Look through the records below and collect all lines that hold the string "perioada".

Extracted records:
..............................

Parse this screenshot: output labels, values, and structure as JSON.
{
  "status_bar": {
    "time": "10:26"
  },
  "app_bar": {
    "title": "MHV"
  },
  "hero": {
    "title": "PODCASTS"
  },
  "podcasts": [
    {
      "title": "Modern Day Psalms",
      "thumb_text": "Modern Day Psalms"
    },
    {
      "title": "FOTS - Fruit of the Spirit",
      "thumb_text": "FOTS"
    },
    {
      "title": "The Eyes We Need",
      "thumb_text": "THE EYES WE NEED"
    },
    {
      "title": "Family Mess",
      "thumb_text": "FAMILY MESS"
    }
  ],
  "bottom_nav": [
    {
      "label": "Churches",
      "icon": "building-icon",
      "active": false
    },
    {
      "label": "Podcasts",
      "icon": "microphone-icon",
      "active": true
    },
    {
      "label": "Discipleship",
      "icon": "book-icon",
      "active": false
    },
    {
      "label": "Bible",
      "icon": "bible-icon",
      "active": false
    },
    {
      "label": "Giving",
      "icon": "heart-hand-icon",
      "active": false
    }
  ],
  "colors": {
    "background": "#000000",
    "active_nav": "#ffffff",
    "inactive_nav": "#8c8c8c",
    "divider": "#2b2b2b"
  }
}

..............................

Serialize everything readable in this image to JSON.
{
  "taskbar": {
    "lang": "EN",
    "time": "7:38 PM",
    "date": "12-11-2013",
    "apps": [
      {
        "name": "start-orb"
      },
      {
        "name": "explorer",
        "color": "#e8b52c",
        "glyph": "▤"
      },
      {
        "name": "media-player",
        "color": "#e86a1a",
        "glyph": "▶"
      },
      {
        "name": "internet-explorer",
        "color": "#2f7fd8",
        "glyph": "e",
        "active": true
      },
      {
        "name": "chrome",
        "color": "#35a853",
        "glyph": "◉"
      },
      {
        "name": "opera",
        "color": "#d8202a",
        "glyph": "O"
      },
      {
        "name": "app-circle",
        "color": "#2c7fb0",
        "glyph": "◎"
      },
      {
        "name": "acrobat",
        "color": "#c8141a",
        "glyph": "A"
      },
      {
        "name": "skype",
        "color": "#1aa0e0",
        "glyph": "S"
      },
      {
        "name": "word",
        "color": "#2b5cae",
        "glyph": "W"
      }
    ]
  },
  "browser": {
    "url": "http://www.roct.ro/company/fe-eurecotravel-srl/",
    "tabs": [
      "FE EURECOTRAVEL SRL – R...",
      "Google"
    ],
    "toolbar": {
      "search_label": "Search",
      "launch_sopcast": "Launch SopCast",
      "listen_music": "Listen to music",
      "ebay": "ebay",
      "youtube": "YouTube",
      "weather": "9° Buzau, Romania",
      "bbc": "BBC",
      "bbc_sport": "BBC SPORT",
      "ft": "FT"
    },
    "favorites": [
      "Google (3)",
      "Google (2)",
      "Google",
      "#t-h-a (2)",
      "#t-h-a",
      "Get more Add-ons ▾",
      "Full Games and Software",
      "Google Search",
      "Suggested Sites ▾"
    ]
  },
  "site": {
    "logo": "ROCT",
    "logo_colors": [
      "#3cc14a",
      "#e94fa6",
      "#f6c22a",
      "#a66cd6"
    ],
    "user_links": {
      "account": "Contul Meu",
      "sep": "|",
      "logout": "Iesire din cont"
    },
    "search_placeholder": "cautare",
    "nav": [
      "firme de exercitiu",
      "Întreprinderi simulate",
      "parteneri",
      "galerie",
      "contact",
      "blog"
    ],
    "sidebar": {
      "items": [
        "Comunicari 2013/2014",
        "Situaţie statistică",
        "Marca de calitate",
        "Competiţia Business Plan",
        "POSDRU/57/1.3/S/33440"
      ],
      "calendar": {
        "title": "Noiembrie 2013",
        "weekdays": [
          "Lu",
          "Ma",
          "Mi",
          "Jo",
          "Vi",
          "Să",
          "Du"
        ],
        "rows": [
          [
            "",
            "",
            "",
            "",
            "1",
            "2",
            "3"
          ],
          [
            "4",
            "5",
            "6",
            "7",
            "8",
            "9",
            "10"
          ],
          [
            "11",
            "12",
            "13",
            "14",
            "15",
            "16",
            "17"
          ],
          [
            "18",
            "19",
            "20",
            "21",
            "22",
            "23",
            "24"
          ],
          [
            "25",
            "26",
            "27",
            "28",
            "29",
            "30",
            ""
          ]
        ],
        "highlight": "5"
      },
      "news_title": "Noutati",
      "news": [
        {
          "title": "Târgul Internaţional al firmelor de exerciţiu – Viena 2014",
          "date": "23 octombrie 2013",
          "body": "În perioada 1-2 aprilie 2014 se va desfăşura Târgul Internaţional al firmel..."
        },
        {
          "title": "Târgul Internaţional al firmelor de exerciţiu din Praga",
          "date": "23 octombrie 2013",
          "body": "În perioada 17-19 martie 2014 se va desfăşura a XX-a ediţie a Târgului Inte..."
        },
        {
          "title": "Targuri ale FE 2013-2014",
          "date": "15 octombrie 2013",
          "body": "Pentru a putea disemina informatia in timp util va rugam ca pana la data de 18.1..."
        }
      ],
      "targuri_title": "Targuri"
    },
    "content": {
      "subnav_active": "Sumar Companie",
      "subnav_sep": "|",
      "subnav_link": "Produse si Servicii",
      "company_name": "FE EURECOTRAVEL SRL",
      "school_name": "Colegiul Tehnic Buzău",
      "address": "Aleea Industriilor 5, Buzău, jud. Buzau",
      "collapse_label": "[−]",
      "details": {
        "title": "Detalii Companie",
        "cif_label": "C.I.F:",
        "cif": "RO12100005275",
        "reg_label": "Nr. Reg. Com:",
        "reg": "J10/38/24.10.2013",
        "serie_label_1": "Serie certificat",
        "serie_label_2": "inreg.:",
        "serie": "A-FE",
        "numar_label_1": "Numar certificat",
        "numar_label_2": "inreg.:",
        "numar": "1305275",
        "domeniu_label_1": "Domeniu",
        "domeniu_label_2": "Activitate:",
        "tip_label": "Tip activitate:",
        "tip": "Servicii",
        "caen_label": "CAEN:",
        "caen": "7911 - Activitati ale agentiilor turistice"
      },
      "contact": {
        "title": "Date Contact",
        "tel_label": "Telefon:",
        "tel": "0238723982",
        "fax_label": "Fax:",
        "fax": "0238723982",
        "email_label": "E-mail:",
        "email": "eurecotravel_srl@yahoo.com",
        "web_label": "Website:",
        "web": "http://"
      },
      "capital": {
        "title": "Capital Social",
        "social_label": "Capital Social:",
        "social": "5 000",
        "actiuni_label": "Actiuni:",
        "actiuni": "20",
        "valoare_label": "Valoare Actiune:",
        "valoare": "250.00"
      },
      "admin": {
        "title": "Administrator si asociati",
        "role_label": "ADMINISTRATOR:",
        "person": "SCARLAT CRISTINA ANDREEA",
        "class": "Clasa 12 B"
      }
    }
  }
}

..............................

◆ THE COMPLETED TASK ◆
          "body": "În perioada 1-2 aprilie 2014 se va desfăşura Târgul Internaţional al firmel..."
          "body": "În perioada 17-19 martie 2014 se va desfăşura a XX-a ediţie a Târgului Inte..."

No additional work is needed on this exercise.